* [DIRECTION] Each record below is to be copied word for word, with pictures removed.

* [INPUT DATA]
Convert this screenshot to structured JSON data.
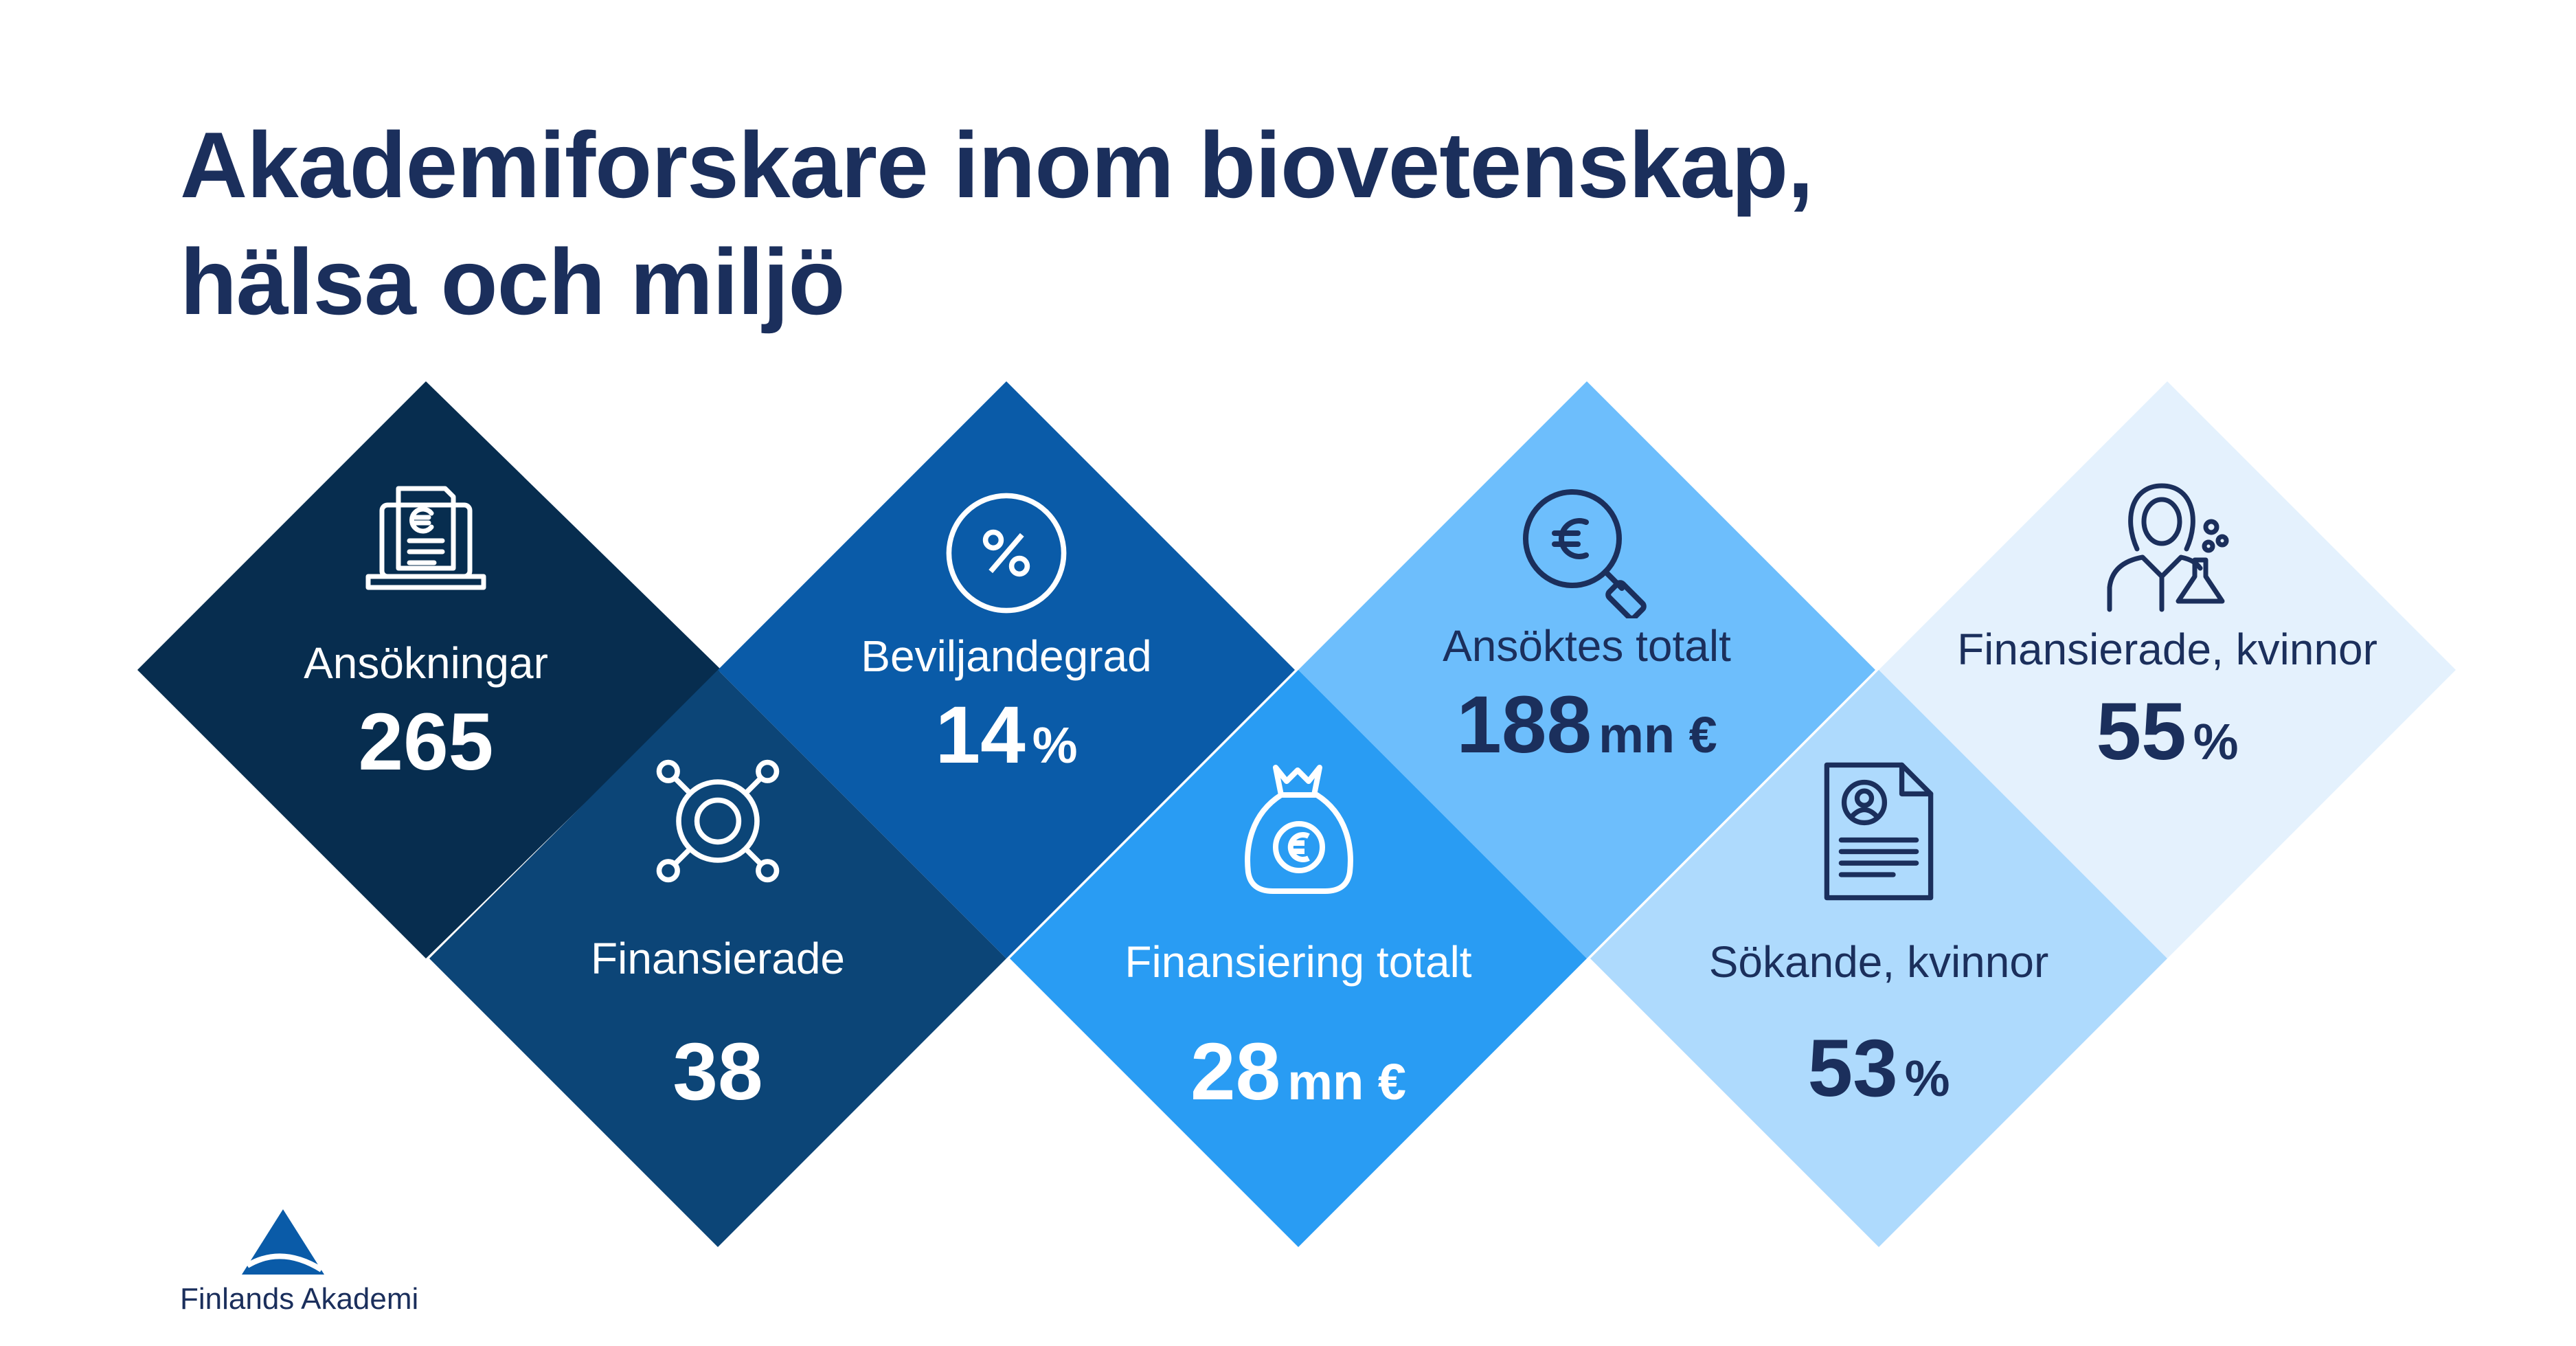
{
  "title": {
    "line1": "Akademiforskare inom biovetenskap,",
    "line2": "hälsa och miljö"
  },
  "colors": {
    "title": "#1b2f5c",
    "tile_1": "#072d4f",
    "tile_2": "#0c4577",
    "tile_3": "#0a5ba8",
    "tile_4": "#299cf3",
    "tile_5": "#6dbefc",
    "tile_6": "#aedafd",
    "tile_7": "#e4f1fd"
  },
  "stats": {
    "ansokningar": {
      "label": "Ansökningar",
      "value": "265",
      "unit": "",
      "icon": "euro-laptop-icon"
    },
    "finansierade": {
      "label": "Finansierade",
      "value": "38",
      "unit": "",
      "icon": "ring-network-icon"
    },
    "beviljandegrad": {
      "label": "Beviljandegrad",
      "value": "14",
      "unit": "%",
      "icon": "percent-circle-icon"
    },
    "finansiering_totalt": {
      "label": "Finansiering totalt",
      "value": "28",
      "unit": "mn €",
      "icon": "money-bag-icon"
    },
    "ansoktes_totalt": {
      "label": "Ansöktes totalt",
      "value": "188",
      "unit": "mn €",
      "icon": "euro-magnifier-icon"
    },
    "sokande_kvinnor": {
      "label": "Sökande, kvinnor",
      "value": "53",
      "unit": "%",
      "icon": "profile-document-icon"
    },
    "finansierade_kvinnor": {
      "label": "Finansierade, kvinnor",
      "value": "55",
      "unit": "%",
      "icon": "female-scientist-icon"
    }
  },
  "logo": {
    "name": "Finlands Akademi",
    "icon": "akademi-triangle-logo-icon"
  }
}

* [RESPONSE TO THIS EXERCISE]
Convert this screenshot to structured JSON data.
{
  "title": {
    "line1": "Akademiforskare inom biovetenskap,",
    "line2": "hälsa och miljö"
  },
  "colors": {
    "title": "#1b2f5c",
    "tile_1": "#072d4f",
    "tile_2": "#0c4577",
    "tile_3": "#0a5ba8",
    "tile_4": "#299cf3",
    "tile_5": "#6dbefc",
    "tile_6": "#aedafd",
    "tile_7": "#e4f1fd"
  },
  "stats": {
    "ansokningar": {
      "label": "Ansökningar",
      "value": "265",
      "unit": "",
      "icon": "euro-laptop-icon"
    },
    "finansierade": {
      "label": "Finansierade",
      "value": "38",
      "unit": "",
      "icon": "ring-network-icon"
    },
    "beviljandegrad": {
      "label": "Beviljandegrad",
      "value": "14",
      "unit": "%",
      "icon": "percent-circle-icon"
    },
    "finansiering_totalt": {
      "label": "Finansiering totalt",
      "value": "28",
      "unit": "mn €",
      "icon": "money-bag-icon"
    },
    "ansoktes_totalt": {
      "label": "Ansöktes totalt",
      "value": "188",
      "unit": "mn €",
      "icon": "euro-magnifier-icon"
    },
    "sokande_kvinnor": {
      "label": "Sökande, kvinnor",
      "value": "53",
      "unit": "%",
      "icon": "profile-document-icon"
    },
    "finansierade_kvinnor": {
      "label": "Finansierade, kvinnor",
      "value": "55",
      "unit": "%",
      "icon": "female-scientist-icon"
    }
  },
  "logo": {
    "name": "Finlands Akademi",
    "icon": "akademi-triangle-logo-icon"
  }
}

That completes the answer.